**Texto fornecido**:
+++++
Ele era o último dos Kings vivo, e praticamente o último a manter a chama do blues e manter o exemplo de longevidade, em todos os sentidos. Albert King talvez fosse mais técnico, e Freddie King, original e visceral, mas Riley Ben King conseguiu aquilo que pode ser considerado o topo, em todos os sentidos: tornar-se sinônimo de blues.

O jovem Blues Boy se transformou em B.B. King e ficou gigante, com sua inseparável guitarra Lucille. Mostrou como a guitarra poderia conduzir e ser conduzida no blues, no rhythm and blues e no jazz, e ajudou a moldar o estilo com fraseados rápidos, elegantes e inspirados, que logo viraram hinos.

Mesmo nos anos de vacas magras, a partir do final dos anos 50, manteve-se grande e sempre tocando. Enquanto gente da pesada submergia com a aparente falta de interesse pelo blues, nunca se importou em tocar em botecos e em gravar menos. Empurrou o blues para a frente, ao lado de colegas mais jovens e impetuosos, como Buddy Guy e Junior Wells.
+++++
**Tarefas**:
1. Relacione todos os músicos mencionados no texto sobre B.B. King, excluindo o próprio B.B. King.
2. Verta para o inglês a frase "O jovem Blues Boy se transformou em B.B. King e ficou gigante, com sua inseparável guitarra Lucille." do texto sobre B.B. King.
3. Reproduza literalmente o trecho do texto sobre B.B. King que começa em "Ele era o último" e vai até "sinônimo de blues.", inclusive.

**Dados exibidos**:
+++++
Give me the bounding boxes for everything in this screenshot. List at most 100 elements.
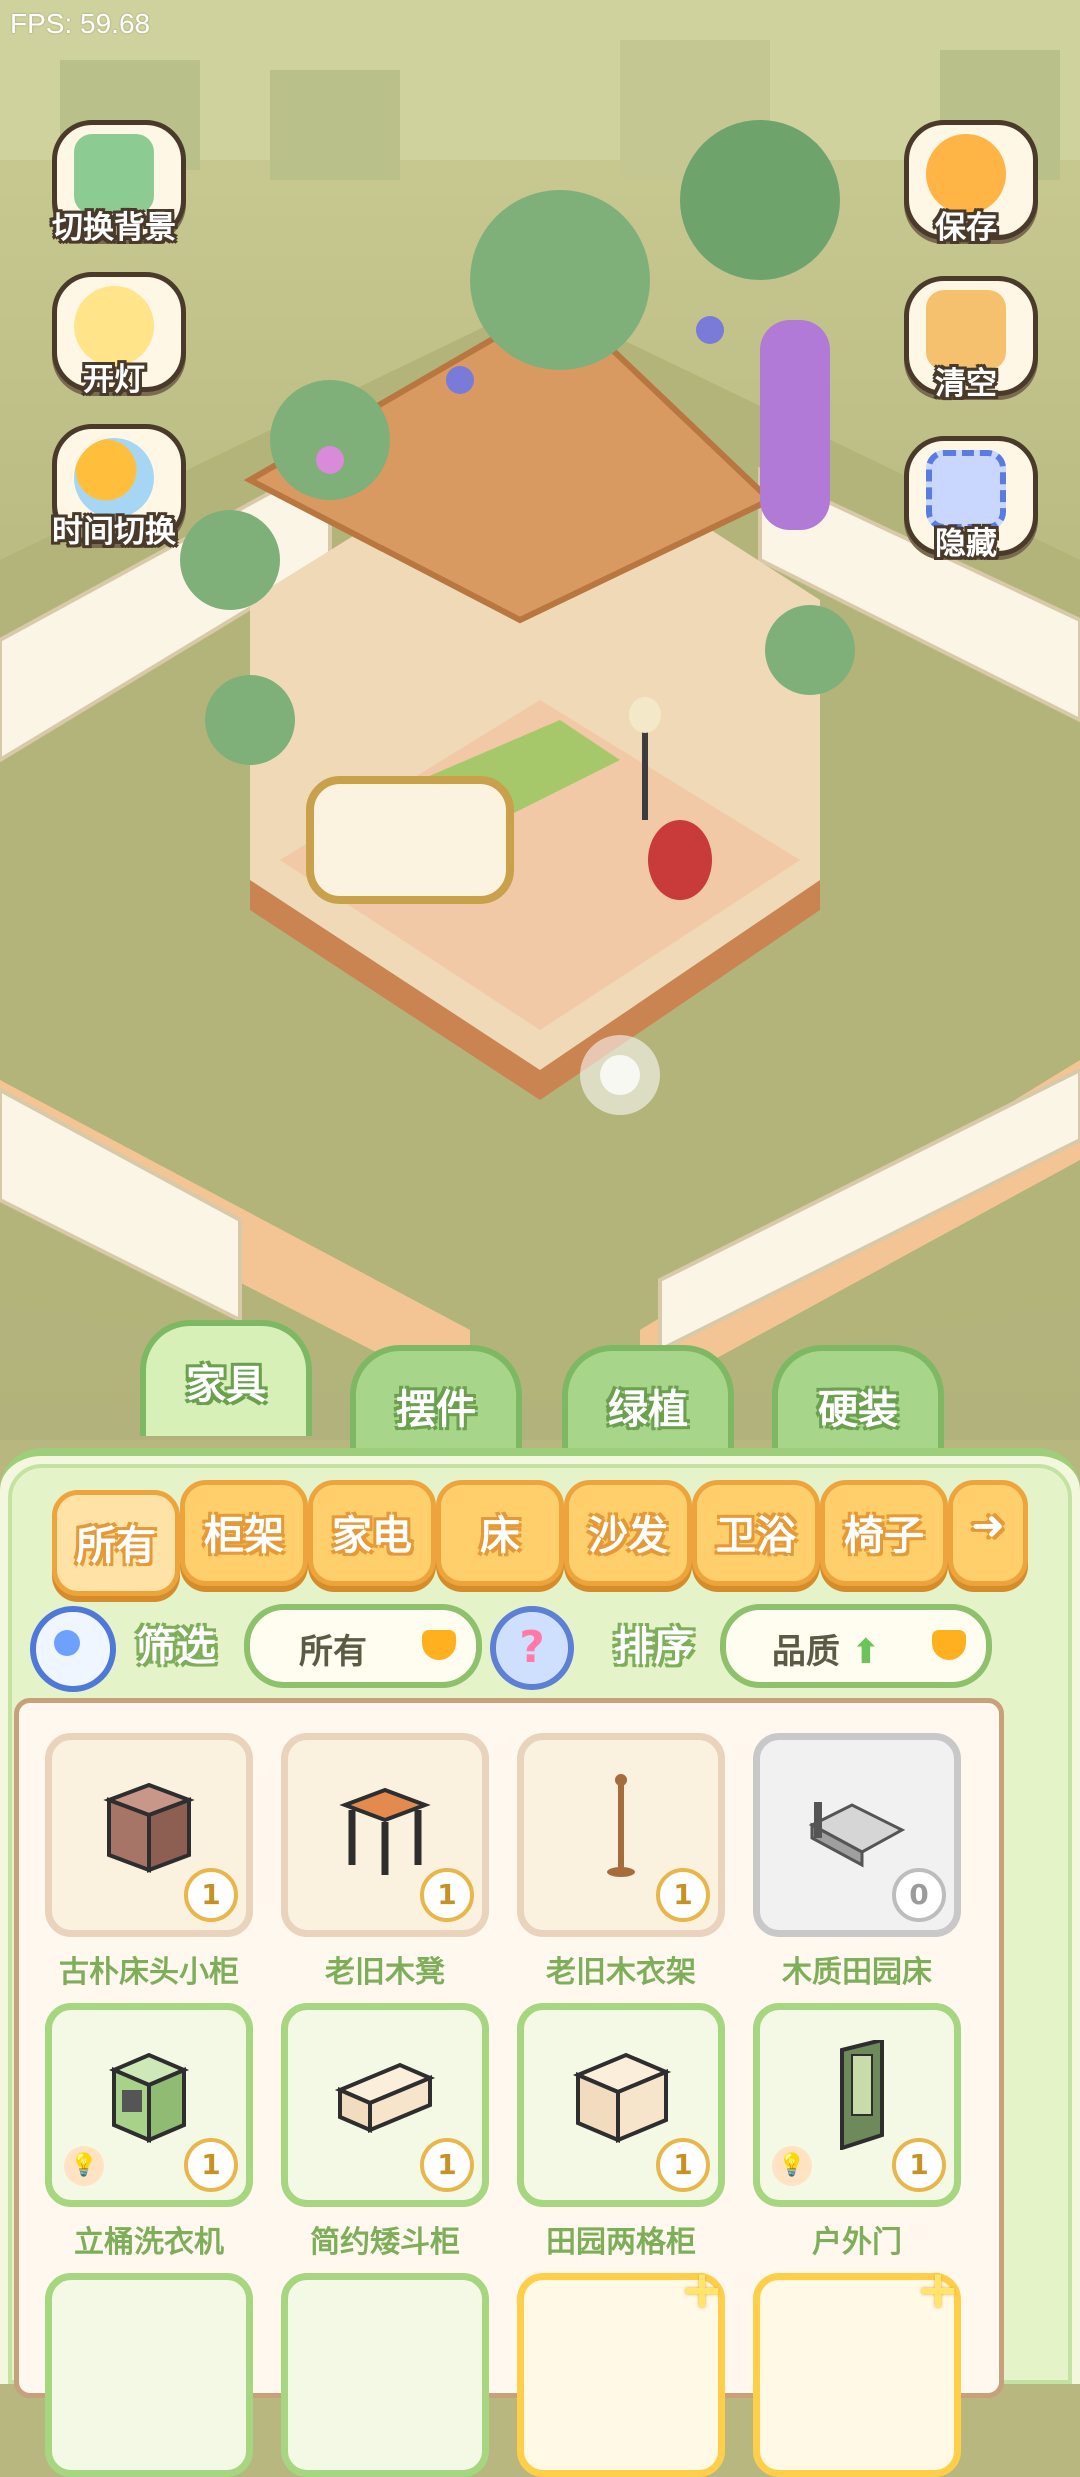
+++++
**Respostas**:
1. Albert King, Freddie King, Buddy Guy, Junior Wells

2. The young Blues Boy became B.B. King and grew into a giant, with his inseparable guitar Lucille.

3.
Ele era o último dos Kings vivo, e praticamente o último a manter a chama do blues e manter o exemplo de longevidade, em todos os sentidos. Albert King talvez fosse mais técnico, e Freddie King, original e visceral, mas Riley Ben King conseguiu aquilo que pode ser considerado o topo, em todos os sentidos: tornar-se sinônimo de blues.